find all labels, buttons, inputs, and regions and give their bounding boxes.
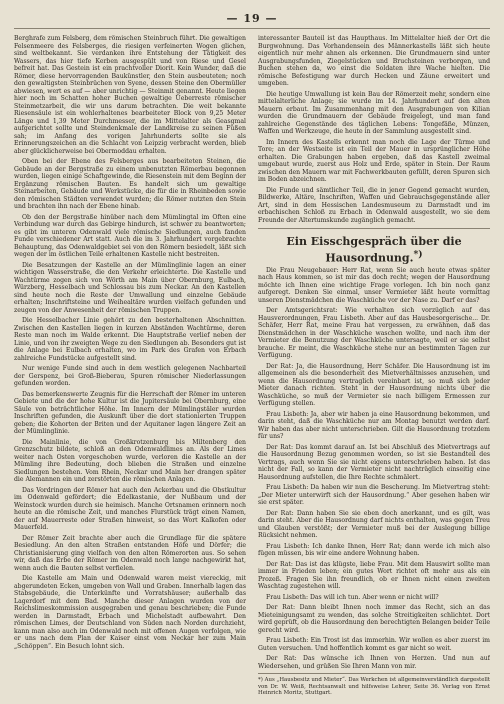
two-column-body — [14, 35, 490, 699]
footnote-marker: *) — [413, 249, 423, 260]
paragraph: Die Funde und sämtlicher Teil, die in jener Gegend gemacht wurden, Bildwerke, Altäre, Inschriften, Waffen und Gebrauchsgegenstände aller Art, sind in dem Hessischen Landesmuseum zu Darmstadt und im erbachischen Schloß zu Erbach in Odenwald ausgestellt, wo sie dem Freunde der Altertumskunde zugänglich gemacht. — [258, 186, 490, 224]
page-number: — 19 — — [226, 11, 278, 25]
paragraph: Die heutige Umwallung ist kein Bau der Römerzeit mehr, sondern eine mittelalterliche Anlage; sie wurde im 14. Jahrhundert auf den alten Mauern erbaut. Im Zusammenhang mit den Ausgrabungen von Kilian wurden die Grundmauern der Gebäude freigelegt, und man fand zahlreiche Gegenstände des täglichen Lebens: Tongefäße, Münzen, Waffen und Werkzeuge, die heute in der Sammlung ausgestellt sind. — [258, 90, 490, 135]
dialogue-paragraph: Der Rat: Dann haben Sie sie eben doch anerkannt, und es gilt, was darin steht. Aber die Hausordnung darf nichts enthalten, was gegen Treu und Glauben verstößt; der Vermieter muß bei der Auslegung billige Rücksicht nehmen. — [258, 509, 490, 540]
paragraph: Berghrafe zum Felsberg, dem römischen Steinbruch führt. Die gewaltigen Felsenmeere des Felsberges, die riesigen verfeinerten Wogen glichen, sind weltbekannt. Sie verdanken ihre Entstehung der Tätigkeit des Wassers, das hier tiefe Kerben ausgespült und von Riese und Gesel befreit hat. Das Gestein ist ein prachtvoller Diorit. Kein Wunder, daß die Römer, diese hervorragenden Baukünstler, den Stein ausbeuteten; noch den gewaltigsten Steinbrüchen von Syene, dessen Steine den Obermüller abwiesen, wert es auf — aber unrichtig — Steinmit genannt. Heute liegen hier noch im Schatten hoher Buchen gewaltige Ueberreste römischer Steinmetzarbeit, die wir uns darum betrachten. Die weit bekannte Riesensäule ist ein wohlerhaltenes bearbeiteter Block von 9,25 Meter Länge und 1,39 Meter Durchmesser, die im Mittelalter als Geasgmal aufgerichtet sollte und Steindenkmale der Landkreise zu seinen Füßen sah; im Anfang des vorigen Jahrhunderts sollte sie als Erinnerungszeichen an die Schlacht von Leipzig verbracht werden, blieb aber glücklicherweise bei Obermoddau erhalten. — [14, 35, 246, 155]
dialogue-paragraph: Frau Lisbeth: Ja, aber wir haben ja eine Hausordnung bekommen, und darin steht, daß die Waschküche nur am Montag benutzt werden darf. Wir haben das aber nicht unterschrieben. Gilt die Hausordnung trotzdem für uns? — [258, 410, 490, 441]
dialogue-paragraph: Die Frau Neugebauer: Herr Rat, wenn Sie auch heute etwas später nach Haus kommen, so ist mir das doch recht; wegen der Hausordnung möchte ich Ihnen eine wichtige Frage vorlegen. Ich bin noch ganz aufgeregt. Denken Sie einmal, unser Vermieter läßt heute vormittag unseren Dienstmädchen die Waschküche vor der Nase zu. Darf er das? — [258, 266, 490, 304]
paragraph: Die Besatzungen der Kastelle an der Mümlinglinie lagen an einer wichtigen Wasserstraße, die den Verkehr erleichterte. Die Kastelle und Wachtürme zogen sich von Wörth am Main über Obernburg, Eulbach, Würzberg, Hesselbach und Schlossau bis zum Neckar. An den Kastellen sind heute noch die Reste der Umwallung und einzelne Gebäude erhalten; Inschriftsteine und Weihealtäre wurden vielfach gefunden und zeugen von der Anwesenheit der römischen Truppen. — [14, 261, 246, 314]
dialogue-paragraph: Der Rat: Das kommt darauf an. Ist bei Abschluß des Mietvertrags auf die Hausordnung Bezug genommen worden, so ist sie Bestandteil des Vertrags, auch wenn Sie sie nicht eigens unterschrieben haben. Ist das nicht der Fall, so kann der Vermieter nicht nachträglich einseitig eine Hausordnung aufstellen, die Ihre Rechte schmälert. — [258, 443, 490, 481]
dialogue-paragraph: Der Amtsgerichtsrat: Wie verhalten sich vorzüglich auf das Hausverordnungen, Frau Lisbeth. Aber auf das Hausbesorgerische... Dr. Schäfer, Herr Rat, meine Frau hat vergessen, zu erwähnen, daß das Dienstmädchen in der Waschküche waschen wollte, und nach ihm der Vermieter die Benutzung der Waschküche untersagte, weil er sie selbst brauche. Er meint, die Waschküche stehe nur an bestimmten Tagen zur Verfügung. — [258, 307, 490, 360]
paragraph: Nur wenige Funde sind auch in dem westlich gelegenen Nachbarteil der Gerspenz, bei Groß-Bieberau, Spuren römischer Niederlassungen gefunden worden. — [14, 365, 246, 387]
paragraph: Das Vordringen der Römer hat auch den Ackerbau und die Obstkultur im Odenwald gefördert; die Edelkastanie, der Nußbaum und der Weinstock wurden durch sie heimisch. Manche Ortsnamen erinnern noch heute an die römische Zeit, und manches Flurstück trägt einen Namen, der auf Mauerreste oder Straßen hinweist, so das Wort Kalkofen oder Mauerfeld. — [14, 486, 246, 531]
dialogue-paragraph: Frau Lisbeth: Das will ich tun. Aber wenn er nicht will? — [266, 593, 439, 601]
page-header — [14, 8, 490, 29]
footnote: *) Aus „Hausbesitz und Mieter“. Das Werkchen ist allgemeinverständlich dargestellt von Dr. W. Weiß, Rechtsanwalt und hilfsweise Lehrer, Seite 36. Verlag von Ernst Heinrich Moritz, Stuttgart. — [258, 673, 490, 697]
dialogue-paragraph: Der Rat: Dann bleibt Ihnen noch immer das Recht, sich an das Mieteinigungsamt zu wenden, das solche Streitigkeiten schlichtet. Dort wird geprüft, ob die Hausordnung den berechtigten Belangen beider Teile gerecht wird. — [258, 604, 490, 634]
dialogue-paragraph: Der Rat: Das wünsche ich Ihnen von Herzen. Und nun auf Wiedersehen, und grüßen Sie Ihren Mann von mir. — [258, 655, 490, 670]
right-column — [258, 35, 490, 699]
article-title — [258, 235, 490, 265]
paragraph: Im Innern des Kastells erkennt man noch die Lage der Türme und Tore; an der Westseite ist ein Teil der Mauer in ursprünglicher Höhe erhalten. Die Grabungen haben ergeben, daß das Kastell zweimal umgebaut wurde, zuerst aus Holz und Erde, später in Stein. Der Raum zwischen den Mauern war mit Fachwerkbauten gefüllt, deren Spuren sich im Boden abzeichnen. — [258, 138, 490, 183]
paragraph: Die Kastelle am Main und Odenwald waren meist viereckig, mit abgerundeten Ecken, umgeben von Wall und Graben. Innerhalb lagen das Stabsgebäude, die Unterkünfte und Vorratshäuser; außerhalb das Lagerdorf mit dem Bad. Manche dieser Anlagen wurden von der Reichslimeskommission ausgegraben und genau beschrieben; die Funde werden in Darmstadt, Erbach und Michelstadt aufbewahrt. Den römischen Limes, der Deutschland von Süden nach Norden durchzieht, kann man also auch im Odenwald noch mit offenen Augen verfolgen, wie er uns nach dem Plan der Kaiser einst vom Neckar her zum Main „Schöppen“. Ein Besuch lohnt sich. — [14, 575, 246, 650]
paragraph: Oben bei der Ebene des Felsberges aus bearbeiteten Steinen, die Gebäude an der Bergstraße zu einem unbenutzten Römerbau begonnen wurden, liegen einige Schaftgewinde, die Riesenstein mit dem Beginn der Ergänzung römischen Bauten. Es handelt sich um gewaltige Steinarbeiten, Gebäude und Werkstücke, die für die in Rheinbeden sowie den römischen Städten verwendet wurden; die Römer nutzten den Stein und brachten ihn nach der Ebene hinab. — [14, 158, 246, 210]
paragraph: Das bemerkenswerte Zeugnis für die Herrschaft der Römer im unteren Gebiete und die der hohe Kultur ist die Jupitersäule bei Obernburg, eine Säule von beträchtlicher Höhe. Im Innern der Mümlingstäler wurden Inschriften gefunden, die Auskunft über die dort stationierten Truppen geben; die Kohorten der Briten und der Aquitaner lagen längere Zeit an der Mümlinglinie. — [14, 390, 246, 435]
section-divider — [258, 228, 490, 229]
paragraph: Ob den der Bergstraße hinüber nach dem Mümlingtal im Often eine Verbindung war durch das Gebirge hindurch, ist schwer zu beantworten; es gibt im unteren Odenwald viele römische Siedlungen, auch fanden Funde verschiedener Art statt. Auch die im 3. Jahrhundert vorgebrachte Behauptung, das Odenwaldgebiet sei von den Römern besiedelt, läßt sich wegen der im östlichen Teile erhaltenen Kastelle nicht bestreiten. — [14, 213, 246, 258]
left-column — [14, 35, 246, 699]
paragraph: interessanter Bauteil ist das Haupthaus. Im Mittelalter hieß der Ort die Burgwohnung. Das Vorhandensein des Männerkastells läßt sich heute eigentlich nur mehr ahnen als erkennen. Die Grundmauern sind unter Ausgrabungsfunden, Ziegelstücken und Bruchsteinen verborgen, und Buchen stehen da, wo einst die Soldaten ihre Wache hielten. Die römische Befestigung war durch Hecken und Zäune erweitert und umgeben. — [258, 35, 490, 87]
article-title-text: Ein Eisschgespräch über die Hausordnung. — [286, 235, 462, 265]
paragraph: Die Hesselbacher Linie gehört zu den besterhaltenen Abschnitten. Zwischen den Kastellen liegen in kurzen Abständen Wachtürme, deren Reste man noch im Walde erkennt. Die Hauptstraße verlief neben der Linie, und von ihr zweigten Wege zu den Siedlungen ab. Besonders gut ist die Anlage bei Eulbach erhalten, wo im Park des Grafen von Erbach zahlreiche Fundstücke aufgestellt sind. — [14, 317, 246, 362]
dialogue-paragraph: Frau Lisbeth: Da haben wir nun die Bescherung. Im Mietvertrag steht: „Der Mieter unterwirft sich der Hausordnung.“ Aber gesehen haben wir sie erst später. — [258, 484, 490, 507]
paragraph: Der Römer Zeit brachte aber auch die Grundlage für die spätere Besiedlung. An den alten Straßen entstanden Höfe und Dörfer; die Christianisierung ging vielfach von den alten Römerorten aus. So sehen wir, daß das Erbe der Römer im Odenwald noch lange nachgewirkt hat, wenn auch die Bauten selbst verfielen. — [14, 534, 246, 572]
dialogue-paragraph: Frau Lisbeth: Ein Trost ist das immerhin. Wir wollen es aber zuerst im Guten versuchen. Und hoffentlich kommt es gar nicht so weit. — [258, 637, 490, 652]
dialogue-paragraph: Der Rat: Das ist das klügste, liebe Frau. Mit dem Hauswirt sollte man immer in Frieden leben; ein gutes Wort richtet oft mehr aus als ein Prozeß. Fragen Sie ihn freundlich, ob er Ihnen nicht einen zweiten Waschtag zugestehen will. — [258, 560, 490, 591]
dialogue-paragraph: Frau Lisbeth: Ich danke Ihnen, Herr Rat; dann werde ich mich also fügen müssen, bis wir eine andere Wohnung haben. — [258, 542, 490, 558]
dialogue-paragraph: Der Rat: Ja, die Hausordnung, Herr Schäfer. Die Hausordnung ist im allgemeinen als die besonderheit des Mietverhältnisses anzusehen, und wenn die Hausordnung vertraglich vereinbart ist, so muß sich jeder Mieter danach richten. Steht in der Hausordnung nichts über die Waschküche, so muß der Vermieter sie nach billigem Ermessen zur Verfügung stellen. — [258, 362, 490, 408]
paragraph: Die Mainlinie, die von Großkrotzenburg bis Miltenberg den Grenzschutz bildete, schloß an den Odenwaldlimes an. Als der Limes weiter nach Osten vorgeschoben wurde, verloren die Kastelle an der Mümling ihre Bedeutung, doch blieben die Straßen und einzelne Siedlungen bestehen. Vom Rhein, Neckar und Main her drangen später die Alemannen ein und zerstörten die römischen Anlagen. — [14, 438, 246, 483]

○ ○ ○ ○

TASK INSTRUCTIONS =
Every line that holds the word "Dienstmädchen" should be copied from the records.

ANSWER FOR THE TASK =
dialogue-paragraph: Die Frau Neugebauer: Herr Rat, wenn Sie auch heute etwas später nach Haus kommen, so ist mir das doch recht; wegen der Hausordnung möchte ich Ihnen eine wichtige Frage vorlegen. Ich bin noch ganz aufgeregt. Denken Sie einmal, unser Vermieter läßt heute vormittag unseren Dienstmädchen die Waschküche vor der Nase zu. Darf er das? — [258, 266, 490, 304]
dialogue-paragraph: Der Amtsgerichtsrat: Wie verhalten sich vorzüglich auf das Hausverordnungen, Frau Lisbeth. Aber auf das Hausbesorgerische... Dr. Schäfer, Herr Rat, meine Frau hat vergessen, zu erwähnen, daß das Dienstmädchen in der Waschküche waschen wollte, und nach ihm der Vermieter die Benutzung der Waschküche untersagte, weil er sie selbst brauche. Er meint, die Waschküche stehe nur an bestimmten Tagen zur Verfügung. — [258, 307, 490, 360]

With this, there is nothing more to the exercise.